--- MATERIAL PROVIDED ---

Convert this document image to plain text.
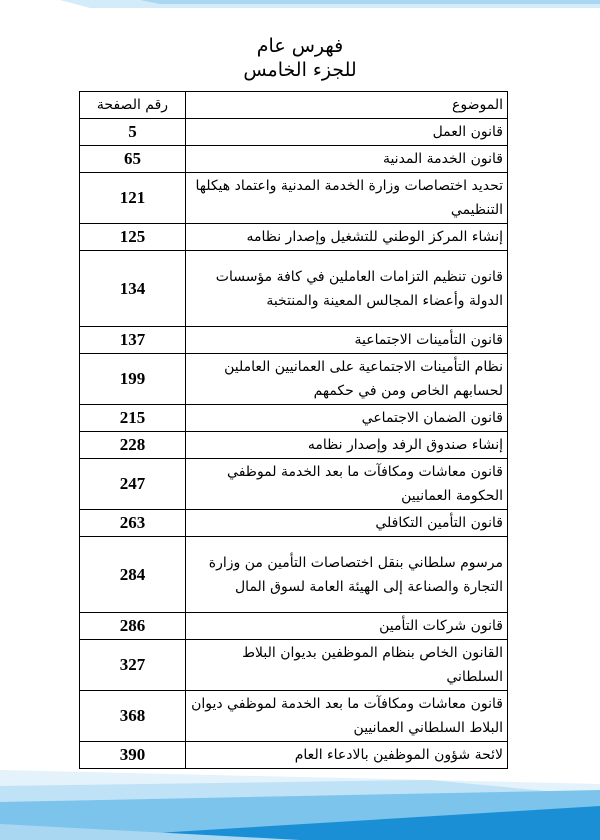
فهرس عام
للجزء الخامس
الموضوع	رقم الصفحة
قانون العمل	5
قانون الخدمة المدنية	65
تحديد اختصاصات وزارة الخدمة المدنية واعتماد هيكلها التنظيمي	121
إنشاء المركز الوطني للتشغيل وإصدار نظامه	125
قانون تنظيم التزامات العاملين في كافة مؤسسات الدولة وأعضاء المجالس المعينة والمنتخبة	134
قانون التأمينات الاجتماعية	137
نظام التأمينات الاجتماعية على العمانيين العاملين لحسابهم الخاص ومن في حكمهم	199
قانون الضمان الاجتماعي	215
إنشاء صندوق الرفد وإصدار نظامه	228
قانون معاشات ومكافآت ما بعد الخدمة لموظفي الحكومة العمانيين	247
قانون التأمين التكافلي	263
مرسوم سلطاني بنقل اختصاصات التأمين من وزارة التجارة والصناعة إلى الهيئة العامة لسوق المال	284
قانون شركات التأمين	286
القانون الخاص بنظام الموظفين بديوان البلاط السلطاني	327
قانون معاشات ومكافآت ما بعد الخدمة لموظفي ديوان البلاط السلطاني العمانيين	368
لائحة شؤون الموظفين بالادعاء العام	390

---

◆ PROBLEM TO SOLVE ◆
Quote the material in full and exactly; do not carry over its pictures.

◆ SOLUTION TO THE EXERCISE ◆
Convert this document image to plain text.
فهرس عام
للجزء الخامس
الموضوع	رقم الصفحة
قانون العمل	5
قانون الخدمة المدنية	65
تحديد اختصاصات وزارة الخدمة المدنية واعتماد هيكلها التنظيمي	121
إنشاء المركز الوطني للتشغيل وإصدار نظامه	125
قانون تنظيم التزامات العاملين في كافة مؤسسات الدولة وأعضاء المجالس المعينة والمنتخبة	134
قانون التأمينات الاجتماعية	137
نظام التأمينات الاجتماعية على العمانيين العاملين لحسابهم الخاص ومن في حكمهم	199
قانون الضمان الاجتماعي	215
إنشاء صندوق الرفد وإصدار نظامه	228
قانون معاشات ومكافآت ما بعد الخدمة لموظفي الحكومة العمانيين	247
قانون التأمين التكافلي	263
مرسوم سلطاني بنقل اختصاصات التأمين من وزارة التجارة والصناعة إلى الهيئة العامة لسوق المال	284
قانون شركات التأمين	286
القانون الخاص بنظام الموظفين بديوان البلاط السلطاني	327
قانون معاشات ومكافآت ما بعد الخدمة لموظفي ديوان البلاط السلطاني العمانيين	368
لائحة شؤون الموظفين بالادعاء العام	390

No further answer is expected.